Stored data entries
******************************
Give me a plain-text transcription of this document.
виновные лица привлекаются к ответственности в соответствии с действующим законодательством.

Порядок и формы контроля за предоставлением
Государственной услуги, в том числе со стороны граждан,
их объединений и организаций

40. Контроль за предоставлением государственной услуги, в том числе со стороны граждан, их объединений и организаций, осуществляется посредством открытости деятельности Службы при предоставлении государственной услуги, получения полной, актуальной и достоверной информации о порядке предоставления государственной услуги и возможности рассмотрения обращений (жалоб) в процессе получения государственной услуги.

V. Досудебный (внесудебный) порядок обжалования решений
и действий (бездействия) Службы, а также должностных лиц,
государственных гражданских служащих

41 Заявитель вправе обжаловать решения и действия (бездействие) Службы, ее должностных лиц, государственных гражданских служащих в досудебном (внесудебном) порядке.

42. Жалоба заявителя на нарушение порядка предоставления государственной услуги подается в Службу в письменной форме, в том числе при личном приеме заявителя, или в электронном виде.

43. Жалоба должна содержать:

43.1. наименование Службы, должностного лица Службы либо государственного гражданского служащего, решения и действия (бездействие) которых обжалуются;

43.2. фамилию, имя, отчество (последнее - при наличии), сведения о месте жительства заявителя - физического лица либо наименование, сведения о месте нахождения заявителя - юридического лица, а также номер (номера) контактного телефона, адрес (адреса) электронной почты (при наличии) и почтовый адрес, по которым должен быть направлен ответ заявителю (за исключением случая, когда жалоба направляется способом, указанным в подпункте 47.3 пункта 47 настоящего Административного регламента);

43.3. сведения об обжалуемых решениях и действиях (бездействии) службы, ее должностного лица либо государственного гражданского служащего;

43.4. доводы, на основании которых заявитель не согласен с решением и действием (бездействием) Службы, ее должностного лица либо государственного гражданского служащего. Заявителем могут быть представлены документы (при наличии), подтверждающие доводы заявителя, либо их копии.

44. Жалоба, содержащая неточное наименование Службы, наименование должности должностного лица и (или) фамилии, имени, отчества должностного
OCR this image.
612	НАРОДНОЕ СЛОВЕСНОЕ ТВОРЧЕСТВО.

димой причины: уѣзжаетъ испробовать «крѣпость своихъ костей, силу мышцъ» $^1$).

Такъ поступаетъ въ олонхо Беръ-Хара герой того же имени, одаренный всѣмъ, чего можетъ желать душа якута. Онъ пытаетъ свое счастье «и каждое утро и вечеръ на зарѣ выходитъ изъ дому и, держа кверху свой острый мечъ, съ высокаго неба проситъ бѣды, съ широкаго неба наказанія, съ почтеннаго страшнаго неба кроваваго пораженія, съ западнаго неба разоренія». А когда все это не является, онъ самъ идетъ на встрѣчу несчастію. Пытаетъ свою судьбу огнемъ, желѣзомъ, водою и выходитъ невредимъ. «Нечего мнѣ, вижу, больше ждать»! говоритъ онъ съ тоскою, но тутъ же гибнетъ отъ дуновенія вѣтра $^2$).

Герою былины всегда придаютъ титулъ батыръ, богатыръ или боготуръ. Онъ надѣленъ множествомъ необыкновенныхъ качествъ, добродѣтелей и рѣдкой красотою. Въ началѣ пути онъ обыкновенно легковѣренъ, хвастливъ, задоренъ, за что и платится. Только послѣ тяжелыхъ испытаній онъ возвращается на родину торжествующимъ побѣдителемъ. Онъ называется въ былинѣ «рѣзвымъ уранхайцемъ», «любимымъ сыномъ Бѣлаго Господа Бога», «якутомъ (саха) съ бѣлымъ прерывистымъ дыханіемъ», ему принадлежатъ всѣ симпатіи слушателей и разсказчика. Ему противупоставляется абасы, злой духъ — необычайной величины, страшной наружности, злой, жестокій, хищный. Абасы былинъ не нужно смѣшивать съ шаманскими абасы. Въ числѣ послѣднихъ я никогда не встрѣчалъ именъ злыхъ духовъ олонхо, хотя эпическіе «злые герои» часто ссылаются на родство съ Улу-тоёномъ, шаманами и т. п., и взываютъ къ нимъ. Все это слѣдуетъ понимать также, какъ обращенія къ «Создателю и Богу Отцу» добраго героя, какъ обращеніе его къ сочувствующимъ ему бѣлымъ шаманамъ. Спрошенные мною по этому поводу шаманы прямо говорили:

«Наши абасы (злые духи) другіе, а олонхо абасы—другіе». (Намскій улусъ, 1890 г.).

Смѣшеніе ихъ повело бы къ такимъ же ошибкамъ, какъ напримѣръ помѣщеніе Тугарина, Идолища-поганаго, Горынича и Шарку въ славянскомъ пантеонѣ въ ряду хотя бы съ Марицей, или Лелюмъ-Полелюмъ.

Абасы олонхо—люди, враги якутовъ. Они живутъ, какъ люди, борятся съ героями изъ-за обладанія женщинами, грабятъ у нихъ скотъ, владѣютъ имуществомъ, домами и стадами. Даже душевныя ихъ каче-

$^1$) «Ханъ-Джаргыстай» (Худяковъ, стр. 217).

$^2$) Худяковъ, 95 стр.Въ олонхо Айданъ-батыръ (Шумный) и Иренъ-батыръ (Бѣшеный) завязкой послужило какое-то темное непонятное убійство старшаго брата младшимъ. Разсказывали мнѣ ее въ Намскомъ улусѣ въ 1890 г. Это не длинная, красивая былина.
******************************
Write the whole listing out again. Keep every line exactly as it is.

- **RESULT OF THIS EXERCISE**:
Give me a plain-text transcription of this document.
виновные лица привлекаются к ответственности в соответствии с действующим законодательством.

Порядок и формы контроля за предоставлением
Государственной услуги, в том числе со стороны граждан,
их объединений и организаций

40. Контроль за предоставлением государственной услуги, в том числе со стороны граждан, их объединений и организаций, осуществляется посредством открытости деятельности Службы при предоставлении государственной услуги, получения полной, актуальной и достоверной информации о порядке предоставления государственной услуги и возможности рассмотрения обращений (жалоб) в процессе получения государственной услуги.

V. Досудебный (внесудебный) порядок обжалования решений
и действий (бездействия) Службы, а также должностных лиц,
государственных гражданских служащих

41 Заявитель вправе обжаловать решения и действия (бездействие) Службы, ее должностных лиц, государственных гражданских служащих в досудебном (внесудебном) порядке.

42. Жалоба заявителя на нарушение порядка предоставления государственной услуги подается в Службу в письменной форме, в том числе при личном приеме заявителя, или в электронном виде.

43. Жалоба должна содержать:

43.1. наименование Службы, должностного лица Службы либо государственного гражданского служащего, решения и действия (бездействие) которых обжалуются;

43.2. фамилию, имя, отчество (последнее - при наличии), сведения о месте жительства заявителя - физического лица либо наименование, сведения о месте нахождения заявителя - юридического лица, а также номер (номера) контактного телефона, адрес (адреса) электронной почты (при наличии) и почтовый адрес, по которым должен быть направлен ответ заявителю (за исключением случая, когда жалоба направляется способом, указанным в подпункте 47.3 пункта 47 настоящего Административного регламента);

43.3. сведения об обжалуемых решениях и действиях (бездействии) службы, ее должностного лица либо государственного гражданского служащего;

43.4. доводы, на основании которых заявитель не согласен с решением и действием (бездействием) Службы, ее должностного лица либо государственного гражданского служащего. Заявителем могут быть представлены документы (при наличии), подтверждающие доводы заявителя, либо их копии.

44. Жалоба, содержащая неточное наименование Службы, наименование должности должностного лица и (или) фамилии, имени, отчества должностного
OCR this image.
612	НАРОДНОЕ СЛОВЕСНОЕ ТВОРЧЕСТВО.

димой причины: уѣзжаетъ испробовать «крѣпость своихъ костей, силу мышцъ» $^1$).

Такъ поступаетъ въ олонхо Беръ-Хара герой того же имени, одаренный всѣмъ, чего можетъ желать душа якута. Онъ пытаетъ свое счастье «и каждое утро и вечеръ на зарѣ выходитъ изъ дому и, держа кверху свой острый мечъ, съ высокаго неба проситъ бѣды, съ широкаго неба наказанія, съ почтеннаго страшнаго неба кроваваго пораженія, съ западнаго неба разоренія». А когда все это не является, онъ самъ идетъ на встрѣчу несчастію. Пытаетъ свою судьбу огнемъ, желѣзомъ, водою и выходитъ невредимъ. «Нечего мнѣ, вижу, больше ждать»! говоритъ онъ съ тоскою, но тутъ же гибнетъ отъ дуновенія вѣтра $^2$).

Герою былины всегда придаютъ титулъ батыръ, богатыръ или боготуръ. Онъ надѣленъ множествомъ необыкновенныхъ качествъ, добродѣтелей и рѣдкой красотою. Въ началѣ пути онъ обыкновенно легковѣренъ, хвастливъ, задоренъ, за что и платится. Только послѣ тяжелыхъ испытаній онъ возвращается на родину торжествующимъ побѣдителемъ. Онъ называется въ былинѣ «рѣзвымъ уранхайцемъ», «любимымъ сыномъ Бѣлаго Господа Бога», «якутомъ (саха) съ бѣлымъ прерывистымъ дыханіемъ», ему принадлежатъ всѣ симпатіи слушателей и разсказчика. Ему противупоставляется абасы, злой духъ — необычайной величины, страшной наружности, злой, жестокій, хищный. Абасы былинъ не нужно смѣшивать съ шаманскими абасы. Въ числѣ послѣднихъ я никогда не встрѣчалъ именъ злыхъ духовъ олонхо, хотя эпическіе «злые герои» часто ссылаются на родство съ Улу-тоёномъ, шаманами и т. п., и взываютъ къ нимъ. Все это слѣдуетъ понимать также, какъ обращенія къ «Создателю и Богу Отцу» добраго героя, какъ обращеніе его къ сочувствующимъ ему бѣлымъ шаманамъ. Спрошенные мною по этому поводу шаманы прямо говорили:

«Наши абасы (злые духи) другіе, а олонхо абасы—другіе». (Намскій улусъ, 1890 г.).

Смѣшеніе ихъ повело бы къ такимъ же ошибкамъ, какъ напримѣръ помѣщеніе Тугарина, Идолища-поганаго, Горынича и Шарку въ славянскомъ пантеонѣ въ ряду хотя бы съ Марицей, или Лелюмъ-Полелюмъ.

Абасы олонхо—люди, враги якутовъ. Они живутъ, какъ люди, борятся съ героями изъ-за обладанія женщинами, грабятъ у нихъ скотъ, владѣютъ имуществомъ, домами и стадами. Даже душевныя ихъ каче-

$^1$) «Ханъ-Джаргыстай» (Худяковъ, стр. 217).

$^2$) Худяковъ, 95 стр.Въ олонхо Айданъ-батыръ (Шумный) и Иренъ-батыръ (Бѣшеный) завязкой послужило какое-то темное непонятное убійство старшаго брата младшимъ. Разсказывали мнѣ ее въ Намскомъ улусѣ въ 1890 г. Это не длинная, красивая былина.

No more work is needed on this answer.